Pictures are not part of the copy; repeat everything else in the records exactly.

....

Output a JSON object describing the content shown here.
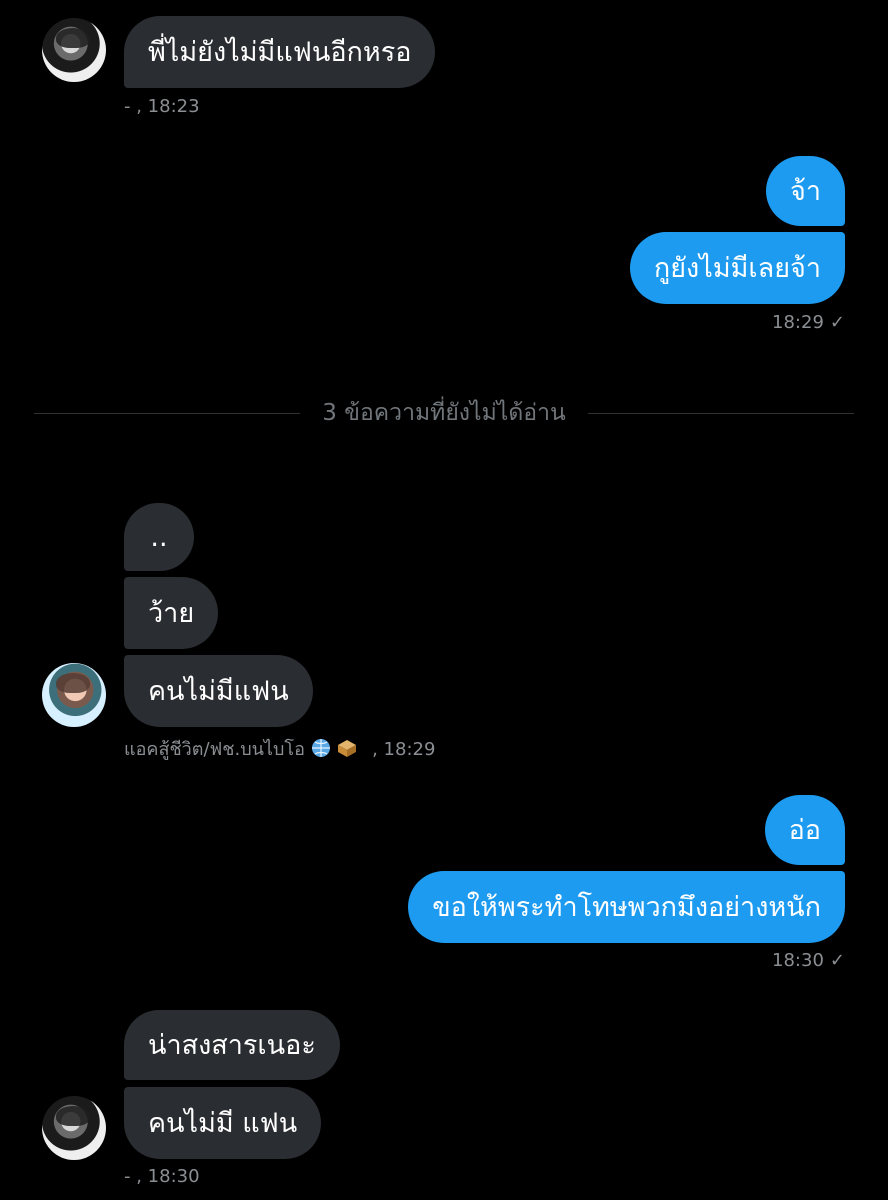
{
  "conversation": {
    "block1": {
      "message": "พี่ไม่ยังไม่มีแฟนอีกหรอ",
      "meta": "- , 18:23"
    },
    "block2": {
      "messages": [
        "จ้า",
        "กูยังไม่มีเลยจ้า"
      ],
      "time": "18:29",
      "status_icon": "check-icon"
    },
    "divider": "3 ข้อความที่ยังไม่ได้อ่าน",
    "block3": {
      "messages": [
        "..",
        "ว้าย",
        "คนไม่มีแฟน"
      ],
      "sender": "แอคสู้ชีวิต/ฟช.บนไบโอ",
      "time": ", 18:29",
      "emoji_icons": [
        "globe-icon",
        "box-icon"
      ]
    },
    "block4": {
      "messages": [
        "อ่อ",
        "ขอให้พระทำโทษพวกมึงอย่างหนัก"
      ],
      "time": "18:30",
      "status_icon": "check-icon"
    },
    "block5": {
      "messages": [
        "น่าสงสารเนอะ",
        "คนไม่มี แฟน"
      ],
      "meta": "- , 18:30"
    }
  },
  "colors": {
    "background": "#000000",
    "incoming_bubble": "#2a2d31",
    "outgoing_bubble": "#1d9bf0",
    "meta_text": "#8b8f93"
  }
}
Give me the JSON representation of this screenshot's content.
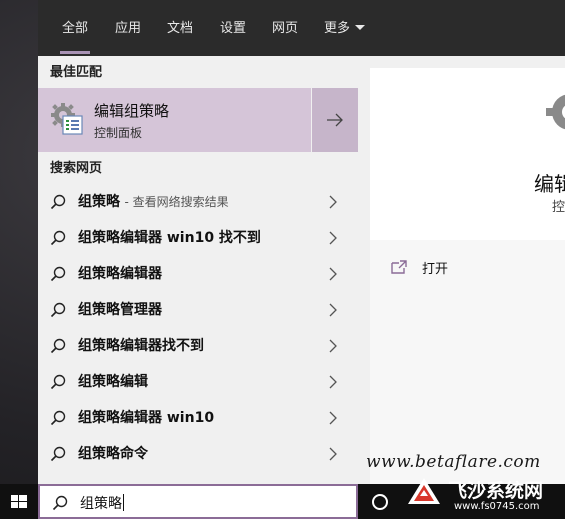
{
  "nav": {
    "tabs": [
      {
        "label": "全部"
      },
      {
        "label": "应用"
      },
      {
        "label": "文档"
      },
      {
        "label": "设置"
      },
      {
        "label": "网页"
      },
      {
        "label": "更多"
      }
    ],
    "active_tab": "全部"
  },
  "best_match": {
    "section_label": "最佳匹配",
    "title": "编辑组策略",
    "subtitle": "控制面板"
  },
  "web": {
    "section_label": "搜索网页",
    "first_suffix": "- 查看网络搜索结果",
    "results": [
      {
        "query": "组策略"
      },
      {
        "query": "组策略编辑器 win10 找不到"
      },
      {
        "query": "组策略编辑器"
      },
      {
        "query": "组策略管理器"
      },
      {
        "query": "组策略编辑器找不到"
      },
      {
        "query": "组策略编辑"
      },
      {
        "query": "组策略编辑器 win10"
      },
      {
        "query": "组策略命令"
      }
    ]
  },
  "preview": {
    "title": "编辑",
    "subtitle": "控",
    "open_label": "打开"
  },
  "search": {
    "value": "组策略"
  },
  "watermark": {
    "text": "www.betaflare.com",
    "brand": "飞沙系统网",
    "url": "www.fs0745.com"
  },
  "colors": {
    "accent": "#a892b4",
    "best_match_bg": "#d5c5d8",
    "search_border": "#8b6c97",
    "nav_bg": "#2b2b2b"
  },
  "icons": {
    "best_match": "group-policy-gear-icon",
    "result": "search-icon",
    "chevron": "chevron-right-icon",
    "open": "open-window-icon",
    "start": "windows-logo-icon",
    "cortana": "cortana-circle-icon"
  }
}
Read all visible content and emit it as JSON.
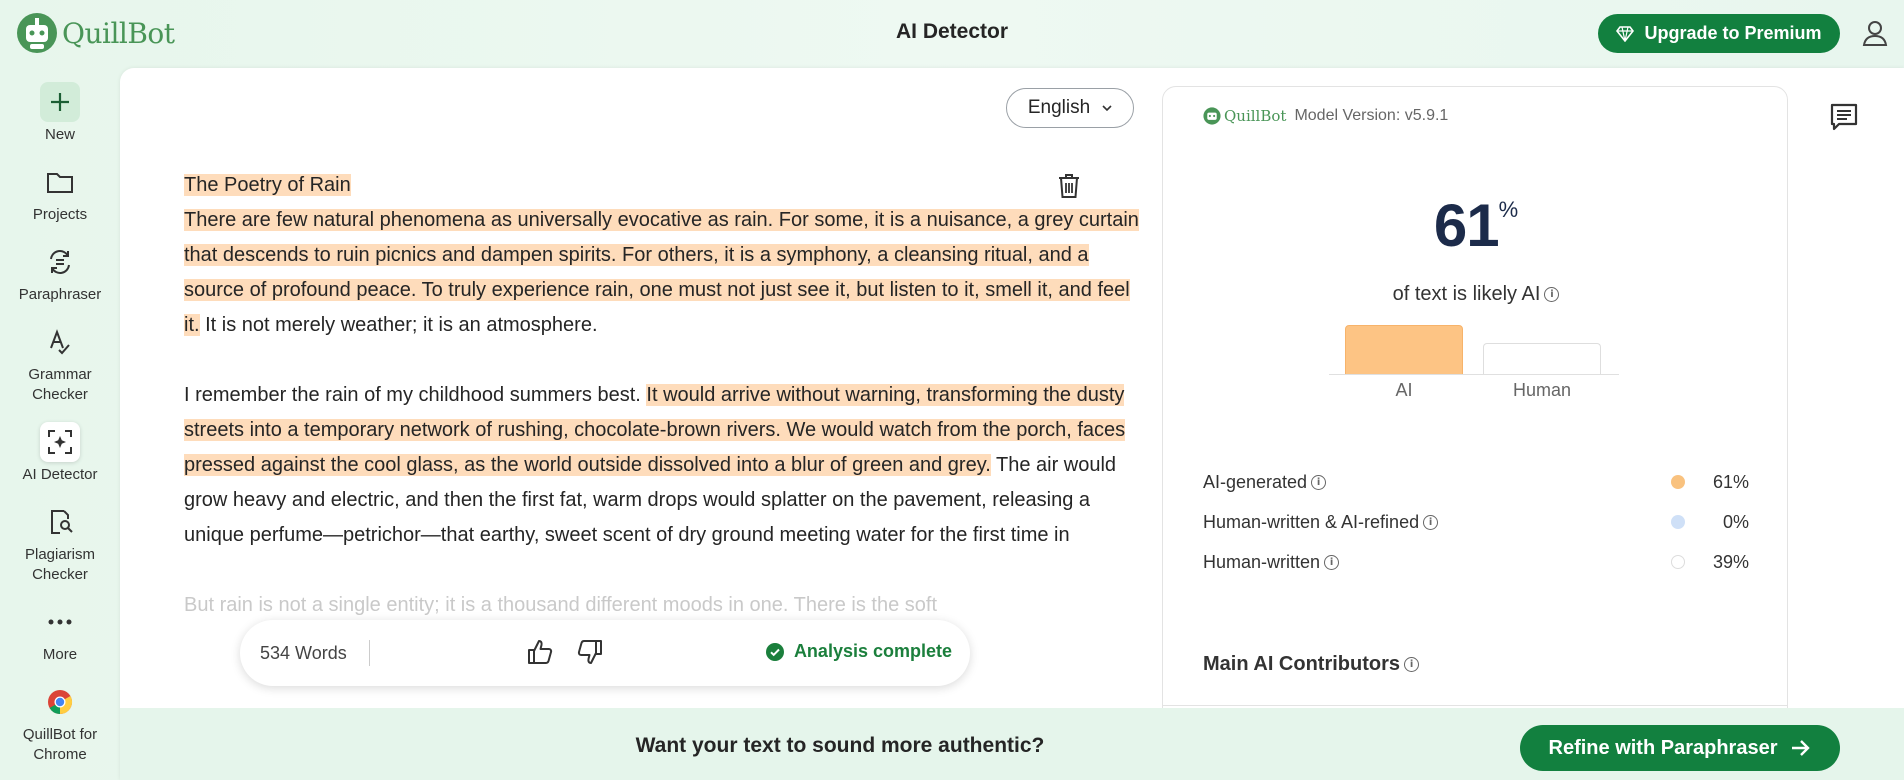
{
  "app": {
    "logo_text": "QuillBot",
    "page_title": "AI Detector"
  },
  "header": {
    "upgrade_label": "Upgrade to Premium"
  },
  "sidebar": {
    "items": [
      {
        "label": "New",
        "icon": "plus-icon"
      },
      {
        "label": "Projects",
        "icon": "folder-icon"
      },
      {
        "label": "Paraphraser",
        "icon": "paraphraser-icon"
      },
      {
        "label": "Grammar Checker",
        "icon": "grammar-icon"
      },
      {
        "label": "AI Detector",
        "icon": "ai-detector-icon"
      },
      {
        "label": "Plagiarism Checker",
        "icon": "plagiarism-icon"
      },
      {
        "label": "More",
        "icon": "more-icon"
      },
      {
        "label": "QuillBot for Chrome",
        "icon": "chrome-icon"
      }
    ]
  },
  "editor": {
    "language": "English",
    "title": "The Poetry of Rain",
    "p1_hl": "There are few natural phenomena as universally evocative as rain. For some, it is a nuisance, a grey curtain that descends to ruin picnics and dampen spirits. For others, it is a symphony, a cleansing ritual, and a source of profound peace. To truly experience rain, one must not just see it, but listen to it, smell it, and feel it.",
    "p1_plain": " It is not merely weather; it is an atmosphere.",
    "p2_plain_a": "I remember the rain of my childhood summers best. ",
    "p2_hl": "It would arrive without warning, transforming the dusty streets into a temporary network of rushing, chocolate-brown rivers. We would watch from the porch, faces pressed against the cool glass, as the world outside dissolved into a blur of green and grey.",
    "p2_plain_b": " The air would grow heavy and electric, and then the first fat, warm drops would splatter on the pavement, releasing a unique perfume—petrichor—that earthy, sweet scent of dry ground meeting water for the first time in",
    "p3_faded": "But rain is not a single entity; it is a thousand different moods in one. There is the soft"
  },
  "status": {
    "word_count": "534 Words",
    "analysis": "Analysis complete"
  },
  "panel": {
    "mini_logo": "QuillBot",
    "model_version": "Model Version: v5.9.1",
    "ai_percent": "61",
    "percent_symbol": "%",
    "likely_text": "of text is likely AI",
    "bar_ai_label": "AI",
    "bar_human_label": "Human",
    "bar_ai_fraction": 0.61,
    "bar_human_fraction": 0.39,
    "legend": [
      {
        "label": "AI-generated",
        "value": "61%",
        "color": "#f9c27f"
      },
      {
        "label": "Human-written & AI-refined",
        "value": "0%",
        "color": "#cfe0f7"
      },
      {
        "label": "Human-written",
        "value": "39%",
        "color": "#ffffff"
      }
    ],
    "contributors_title": "Main AI Contributors"
  },
  "bottom": {
    "prompt": "Want your text to sound more authentic?",
    "refine_label": "Refine with Paraphraser"
  },
  "colors": {
    "brand_green": "#12803f",
    "highlight": "#fedcbb",
    "ai_bar": "#fdc484"
  }
}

....

■ The output ■
Output a JSON object describing the content shown here.
{
  "conversation": {
    "block1": {
      "message": "พี่ไม่ยังไม่มีแฟนอีกหรอ",
      "meta": "- , 18:23"
    },
    "block2": {
      "messages": [
        "จ้า",
        "กูยังไม่มีเลยจ้า"
      ],
      "time": "18:29",
      "status_icon": "check-icon"
    },
    "divider": "3 ข้อความที่ยังไม่ได้อ่าน",
    "block3": {
      "messages": [
        "..",
        "ว้าย",
        "คนไม่มีแฟน"
      ],
      "sender": "แอคสู้ชีวิต/ฟช.บนไบโอ",
      "time": ", 18:29",
      "emoji_icons": [
        "globe-icon",
        "box-icon"
      ]
    },
    "block4": {
      "messages": [
        "อ่อ",
        "ขอให้พระทำโทษพวกมึงอย่างหนัก"
      ],
      "time": "18:30",
      "status_icon": "check-icon"
    },
    "block5": {
      "messages": [
        "น่าสงสารเนอะ",
        "คนไม่มี แฟน"
      ],
      "meta": "- , 18:30"
    }
  },
  "colors": {
    "background": "#000000",
    "incoming_bubble": "#2a2d31",
    "outgoing_bubble": "#1d9bf0",
    "meta_text": "#8b8f93"
  }
}
Give me the JSON representation of this screenshot's content.
{
  "nav": {
    "tabs": [
      {
        "label": "全部"
      },
      {
        "label": "应用"
      },
      {
        "label": "文档"
      },
      {
        "label": "设置"
      },
      {
        "label": "网页"
      },
      {
        "label": "更多"
      }
    ],
    "active_tab": "全部"
  },
  "best_match": {
    "section_label": "最佳匹配",
    "title": "编辑组策略",
    "subtitle": "控制面板"
  },
  "web": {
    "section_label": "搜索网页",
    "first_suffix": "- 查看网络搜索结果",
    "results": [
      {
        "query": "组策略"
      },
      {
        "query": "组策略编辑器 win10 找不到"
      },
      {
        "query": "组策略编辑器"
      },
      {
        "query": "组策略管理器"
      },
      {
        "query": "组策略编辑器找不到"
      },
      {
        "query": "组策略编辑"
      },
      {
        "query": "组策略编辑器 win10"
      },
      {
        "query": "组策略命令"
      }
    ]
  },
  "preview": {
    "title": "编辑",
    "subtitle": "控",
    "open_label": "打开"
  },
  "search": {
    "value": "组策略"
  },
  "watermark": {
    "text": "www.betaflare.com",
    "brand": "飞沙系统网",
    "url": "www.fs0745.com"
  },
  "colors": {
    "accent": "#a892b4",
    "best_match_bg": "#d5c5d8",
    "search_border": "#8b6c97",
    "nav_bg": "#2b2b2b"
  },
  "icons": {
    "best_match": "group-policy-gear-icon",
    "result": "search-icon",
    "chevron": "chevron-right-icon",
    "open": "open-window-icon",
    "start": "windows-logo-icon",
    "cortana": "cortana-circle-icon"
  }
}
Read all visible content and emit it as JSON.
{
  "app": {
    "logo_text": "QuillBot",
    "page_title": "AI Detector"
  },
  "header": {
    "upgrade_label": "Upgrade to Premium"
  },
  "sidebar": {
    "items": [
      {
        "label": "New",
        "icon": "plus-icon"
      },
      {
        "label": "Projects",
        "icon": "folder-icon"
      },
      {
        "label": "Paraphraser",
        "icon": "paraphraser-icon"
      },
      {
        "label": "Grammar Checker",
        "icon": "grammar-icon"
      },
      {
        "label": "AI Detector",
        "icon": "ai-detector-icon"
      },
      {
        "label": "Plagiarism Checker",
        "icon": "plagiarism-icon"
      },
      {
        "label": "More",
        "icon": "more-icon"
      },
      {
        "label": "QuillBot for Chrome",
        "icon": "chrome-icon"
      }
    ]
  },
  "editor": {
    "language": "English",
    "title": "The Poetry of Rain",
    "p1_hl": "There are few natural phenomena as universally evocative as rain. For some, it is a nuisance, a grey curtain that descends to ruin picnics and dampen spirits. For others, it is a symphony, a cleansing ritual, and a source of profound peace. To truly experience rain, one must not just see it, but listen to it, smell it, and feel it.",
    "p1_plain": " It is not merely weather; it is an atmosphere.",
    "p2_plain_a": "I remember the rain of my childhood summers best. ",
    "p2_hl": "It would arrive without warning, transforming the dusty streets into a temporary network of rushing, chocolate-brown rivers. We would watch from the porch, faces pressed against the cool glass, as the world outside dissolved into a blur of green and grey.",
    "p2_plain_b": " The air would grow heavy and electric, and then the first fat, warm drops would splatter on the pavement, releasing a unique perfume—petrichor—that earthy, sweet scent of dry ground meeting water for the first time in",
    "p3_faded": "But rain is not a single entity; it is a thousand different moods in one. There is the soft"
  },
  "status": {
    "word_count": "534 Words",
    "analysis": "Analysis complete"
  },
  "panel": {
    "mini_logo": "QuillBot",
    "model_version": "Model Version: v5.9.1",
    "ai_percent": "61",
    "percent_symbol": "%",
    "likely_text": "of text is likely AI",
    "bar_ai_label": "AI",
    "bar_human_label": "Human",
    "bar_ai_fraction": 0.61,
    "bar_human_fraction": 0.39,
    "legend": [
      {
        "label": "AI-generated",
        "value": "61%",
        "color": "#f9c27f"
      },
      {
        "label": "Human-written & AI-refined",
        "value": "0%",
        "color": "#cfe0f7"
      },
      {
        "label": "Human-written",
        "value": "39%",
        "color": "#ffffff"
      }
    ],
    "contributors_title": "Main AI Contributors"
  },
  "bottom": {
    "prompt": "Want your text to sound more authentic?",
    "refine_label": "Refine with Paraphraser"
  },
  "colors": {
    "brand_green": "#12803f",
    "highlight": "#fedcbb",
    "ai_bar": "#fdc484"
  }
}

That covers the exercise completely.